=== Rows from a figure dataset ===
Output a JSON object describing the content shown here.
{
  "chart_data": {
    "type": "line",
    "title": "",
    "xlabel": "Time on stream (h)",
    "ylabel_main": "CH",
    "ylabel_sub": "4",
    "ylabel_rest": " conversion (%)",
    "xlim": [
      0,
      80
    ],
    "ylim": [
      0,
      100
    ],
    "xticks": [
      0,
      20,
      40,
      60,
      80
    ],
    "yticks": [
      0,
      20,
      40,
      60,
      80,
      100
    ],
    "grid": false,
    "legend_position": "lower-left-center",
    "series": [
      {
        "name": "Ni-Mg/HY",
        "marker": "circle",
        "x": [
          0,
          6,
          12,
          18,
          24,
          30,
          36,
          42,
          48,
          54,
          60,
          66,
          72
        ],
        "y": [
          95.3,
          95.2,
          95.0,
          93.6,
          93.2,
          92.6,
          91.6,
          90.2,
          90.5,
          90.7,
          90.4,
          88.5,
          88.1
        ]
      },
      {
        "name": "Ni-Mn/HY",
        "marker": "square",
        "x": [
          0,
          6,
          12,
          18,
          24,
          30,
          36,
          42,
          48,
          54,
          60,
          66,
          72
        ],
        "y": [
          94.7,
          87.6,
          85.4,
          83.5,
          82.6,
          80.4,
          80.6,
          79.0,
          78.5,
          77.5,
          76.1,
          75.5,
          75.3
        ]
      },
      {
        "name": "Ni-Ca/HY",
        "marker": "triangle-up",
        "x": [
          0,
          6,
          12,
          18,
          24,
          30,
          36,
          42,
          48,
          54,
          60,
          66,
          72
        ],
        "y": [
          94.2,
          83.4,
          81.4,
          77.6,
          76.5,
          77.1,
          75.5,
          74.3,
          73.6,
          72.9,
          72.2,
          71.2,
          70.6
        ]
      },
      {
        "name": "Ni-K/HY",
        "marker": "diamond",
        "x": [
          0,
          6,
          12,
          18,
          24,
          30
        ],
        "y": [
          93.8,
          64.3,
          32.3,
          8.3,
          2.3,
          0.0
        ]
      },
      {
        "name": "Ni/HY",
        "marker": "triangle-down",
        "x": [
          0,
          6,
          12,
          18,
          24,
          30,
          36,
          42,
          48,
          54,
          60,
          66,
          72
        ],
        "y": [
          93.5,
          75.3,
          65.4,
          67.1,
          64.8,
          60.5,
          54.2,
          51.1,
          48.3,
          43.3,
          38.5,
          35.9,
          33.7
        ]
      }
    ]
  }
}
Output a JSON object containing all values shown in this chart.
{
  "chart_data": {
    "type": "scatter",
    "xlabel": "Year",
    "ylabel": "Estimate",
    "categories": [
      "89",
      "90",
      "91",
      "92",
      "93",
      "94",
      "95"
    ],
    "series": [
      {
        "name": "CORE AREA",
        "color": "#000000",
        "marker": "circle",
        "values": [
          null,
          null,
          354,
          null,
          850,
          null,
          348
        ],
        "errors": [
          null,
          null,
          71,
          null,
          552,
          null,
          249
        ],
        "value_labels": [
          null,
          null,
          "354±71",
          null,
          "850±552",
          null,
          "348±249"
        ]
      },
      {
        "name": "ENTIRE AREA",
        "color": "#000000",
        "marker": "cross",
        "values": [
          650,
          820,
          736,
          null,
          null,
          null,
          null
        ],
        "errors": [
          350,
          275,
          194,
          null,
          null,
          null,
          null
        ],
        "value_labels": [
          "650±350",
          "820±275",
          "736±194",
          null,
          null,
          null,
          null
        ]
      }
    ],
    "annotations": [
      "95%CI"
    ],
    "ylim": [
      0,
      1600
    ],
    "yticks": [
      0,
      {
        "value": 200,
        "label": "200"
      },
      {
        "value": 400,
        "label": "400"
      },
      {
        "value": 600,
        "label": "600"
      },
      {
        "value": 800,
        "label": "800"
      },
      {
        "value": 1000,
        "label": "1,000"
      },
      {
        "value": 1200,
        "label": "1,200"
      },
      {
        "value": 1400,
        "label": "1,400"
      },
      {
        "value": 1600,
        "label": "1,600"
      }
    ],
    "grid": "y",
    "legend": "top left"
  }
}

=== What to produce ===
Identify the lines in the entries that hold "triangle" and return each one.

=== Answer to the task ===
        "marker": "triangle-up",
        "marker": "triangle-down",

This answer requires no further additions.